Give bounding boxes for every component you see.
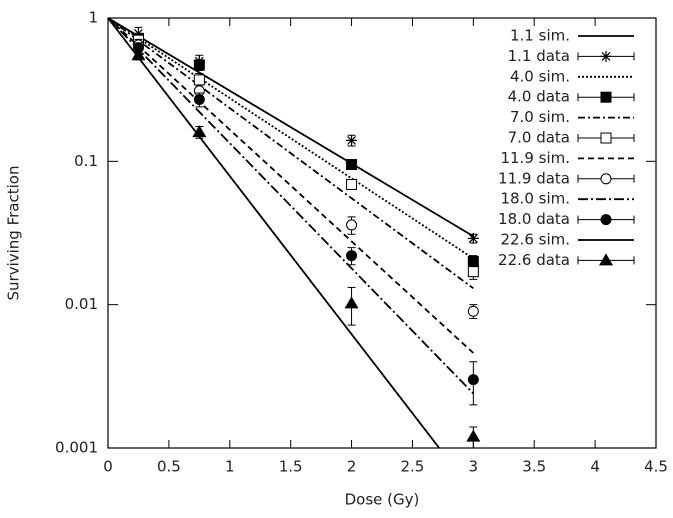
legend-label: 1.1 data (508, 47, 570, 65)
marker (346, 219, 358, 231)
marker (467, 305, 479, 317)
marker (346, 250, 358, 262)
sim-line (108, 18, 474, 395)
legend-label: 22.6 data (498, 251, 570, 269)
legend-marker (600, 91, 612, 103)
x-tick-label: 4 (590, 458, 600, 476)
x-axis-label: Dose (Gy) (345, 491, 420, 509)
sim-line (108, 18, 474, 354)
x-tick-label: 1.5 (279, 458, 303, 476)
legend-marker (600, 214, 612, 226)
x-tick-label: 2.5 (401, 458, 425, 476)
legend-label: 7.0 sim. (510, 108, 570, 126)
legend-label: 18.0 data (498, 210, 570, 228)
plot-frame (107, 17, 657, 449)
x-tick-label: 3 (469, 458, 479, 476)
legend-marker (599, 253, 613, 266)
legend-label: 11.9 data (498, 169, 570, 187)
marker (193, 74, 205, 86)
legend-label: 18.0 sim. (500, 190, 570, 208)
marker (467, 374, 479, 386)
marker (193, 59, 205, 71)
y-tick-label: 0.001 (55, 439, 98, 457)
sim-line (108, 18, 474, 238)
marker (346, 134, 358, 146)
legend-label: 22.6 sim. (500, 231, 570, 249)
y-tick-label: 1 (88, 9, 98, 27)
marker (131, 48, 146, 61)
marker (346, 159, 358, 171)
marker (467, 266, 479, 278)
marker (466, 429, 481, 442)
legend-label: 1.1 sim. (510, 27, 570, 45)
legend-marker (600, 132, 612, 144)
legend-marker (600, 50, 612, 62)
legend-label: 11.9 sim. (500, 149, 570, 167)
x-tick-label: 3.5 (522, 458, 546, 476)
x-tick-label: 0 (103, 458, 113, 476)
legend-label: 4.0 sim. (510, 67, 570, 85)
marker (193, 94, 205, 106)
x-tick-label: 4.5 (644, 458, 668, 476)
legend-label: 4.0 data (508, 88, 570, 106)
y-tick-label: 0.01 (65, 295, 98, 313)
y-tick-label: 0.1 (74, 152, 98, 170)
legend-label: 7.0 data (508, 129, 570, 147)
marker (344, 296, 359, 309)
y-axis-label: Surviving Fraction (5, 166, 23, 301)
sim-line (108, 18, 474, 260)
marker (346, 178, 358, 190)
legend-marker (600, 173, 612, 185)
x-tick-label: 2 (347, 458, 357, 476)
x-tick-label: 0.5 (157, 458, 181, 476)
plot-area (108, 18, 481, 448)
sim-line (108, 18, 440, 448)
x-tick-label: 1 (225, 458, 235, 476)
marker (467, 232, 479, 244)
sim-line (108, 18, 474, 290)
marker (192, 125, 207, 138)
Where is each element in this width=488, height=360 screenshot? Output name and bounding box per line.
....
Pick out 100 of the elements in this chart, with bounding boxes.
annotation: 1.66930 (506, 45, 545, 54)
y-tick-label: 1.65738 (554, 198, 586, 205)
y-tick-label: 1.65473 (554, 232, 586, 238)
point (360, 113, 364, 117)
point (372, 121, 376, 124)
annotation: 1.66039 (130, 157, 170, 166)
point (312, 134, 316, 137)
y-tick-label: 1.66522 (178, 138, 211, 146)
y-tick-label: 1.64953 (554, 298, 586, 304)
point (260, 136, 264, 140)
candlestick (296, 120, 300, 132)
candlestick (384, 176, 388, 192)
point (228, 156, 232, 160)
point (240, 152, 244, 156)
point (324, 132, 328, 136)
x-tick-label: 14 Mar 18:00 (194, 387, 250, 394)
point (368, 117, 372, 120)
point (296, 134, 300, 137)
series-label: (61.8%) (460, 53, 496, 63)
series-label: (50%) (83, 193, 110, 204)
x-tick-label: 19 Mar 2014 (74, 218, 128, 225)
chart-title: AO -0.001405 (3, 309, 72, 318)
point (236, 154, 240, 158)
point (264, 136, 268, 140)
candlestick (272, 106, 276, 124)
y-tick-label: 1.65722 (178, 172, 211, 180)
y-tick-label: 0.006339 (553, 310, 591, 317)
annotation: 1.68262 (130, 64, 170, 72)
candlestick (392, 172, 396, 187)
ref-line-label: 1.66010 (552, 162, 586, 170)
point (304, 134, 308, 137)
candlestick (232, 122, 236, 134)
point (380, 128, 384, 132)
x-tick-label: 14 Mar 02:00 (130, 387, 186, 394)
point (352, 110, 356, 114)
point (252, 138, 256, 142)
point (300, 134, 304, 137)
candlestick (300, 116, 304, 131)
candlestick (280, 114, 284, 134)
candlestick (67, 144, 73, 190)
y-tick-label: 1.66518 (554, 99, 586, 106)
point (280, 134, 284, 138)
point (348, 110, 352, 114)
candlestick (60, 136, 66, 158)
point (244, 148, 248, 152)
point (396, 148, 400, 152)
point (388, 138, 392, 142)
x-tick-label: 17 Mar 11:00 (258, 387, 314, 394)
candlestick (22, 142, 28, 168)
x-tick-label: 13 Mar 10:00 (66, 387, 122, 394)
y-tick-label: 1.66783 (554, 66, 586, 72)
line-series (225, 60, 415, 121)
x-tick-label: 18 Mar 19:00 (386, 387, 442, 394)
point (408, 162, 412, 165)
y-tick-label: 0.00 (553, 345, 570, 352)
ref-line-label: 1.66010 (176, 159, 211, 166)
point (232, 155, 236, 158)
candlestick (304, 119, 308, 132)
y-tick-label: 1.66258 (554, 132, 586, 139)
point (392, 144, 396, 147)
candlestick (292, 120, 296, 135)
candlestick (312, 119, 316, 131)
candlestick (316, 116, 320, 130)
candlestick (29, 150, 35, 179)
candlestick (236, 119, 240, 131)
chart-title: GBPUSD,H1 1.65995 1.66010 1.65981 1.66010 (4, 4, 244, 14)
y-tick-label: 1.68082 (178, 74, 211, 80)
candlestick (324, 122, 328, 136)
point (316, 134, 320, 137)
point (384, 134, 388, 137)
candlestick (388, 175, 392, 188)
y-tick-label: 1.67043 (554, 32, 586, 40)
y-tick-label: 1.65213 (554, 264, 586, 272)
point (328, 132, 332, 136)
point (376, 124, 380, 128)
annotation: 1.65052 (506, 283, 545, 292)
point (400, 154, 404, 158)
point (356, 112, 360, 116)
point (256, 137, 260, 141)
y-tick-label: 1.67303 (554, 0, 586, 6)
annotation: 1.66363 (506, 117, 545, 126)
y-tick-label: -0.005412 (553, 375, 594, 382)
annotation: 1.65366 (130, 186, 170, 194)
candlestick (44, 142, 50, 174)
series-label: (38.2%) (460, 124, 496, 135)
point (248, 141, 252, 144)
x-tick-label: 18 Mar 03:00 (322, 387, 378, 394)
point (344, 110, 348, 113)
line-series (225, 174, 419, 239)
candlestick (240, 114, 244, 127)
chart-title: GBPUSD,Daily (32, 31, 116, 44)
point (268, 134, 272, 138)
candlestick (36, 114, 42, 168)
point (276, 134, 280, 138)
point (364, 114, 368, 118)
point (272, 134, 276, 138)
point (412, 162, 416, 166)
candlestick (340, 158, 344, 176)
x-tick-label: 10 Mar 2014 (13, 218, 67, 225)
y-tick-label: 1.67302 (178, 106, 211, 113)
....
# Written instruction
Copy out the items between the line containing "legend-label: 1.1 data (508, 47, 570, 65)" and the line containing "y-tick-label: 1 (88, 9, 98, 27)", inclusive, reproducing each line without alteration.

# Solution
legend-label: 1.1 data (508, 47, 570, 65)
marker (346, 219, 358, 231)
marker (467, 305, 479, 317)
marker (346, 250, 358, 262)
sim-line (108, 18, 474, 395)
legend-label: 22.6 data (498, 251, 570, 269)
legend-marker (600, 91, 612, 103)
x-tick-label: 4 (590, 458, 600, 476)
x-axis-label: Dose (Gy) (345, 491, 420, 509)
sim-line (108, 18, 474, 354)
x-tick-label: 1.5 (279, 458, 303, 476)
legend-marker (600, 214, 612, 226)
x-tick-label: 2.5 (401, 458, 425, 476)
legend-label: 7.0 sim. (510, 108, 570, 126)
legend-label: 18.0 data (498, 210, 570, 228)
plot-frame (107, 17, 657, 449)
x-tick-label: 3 (469, 458, 479, 476)
legend-marker (599, 253, 613, 266)
legend-label: 11.9 data (498, 169, 570, 187)
marker (193, 74, 205, 86)
legend-label: 18.0 sim. (500, 190, 570, 208)
marker (467, 374, 479, 386)
marker (193, 59, 205, 71)
y-tick-label: 0.001 (55, 439, 98, 457)
sim-line (108, 18, 474, 238)
marker (346, 134, 358, 146)
legend-label: 22.6 sim. (500, 231, 570, 249)
y-tick-label: 1 (88, 9, 98, 27)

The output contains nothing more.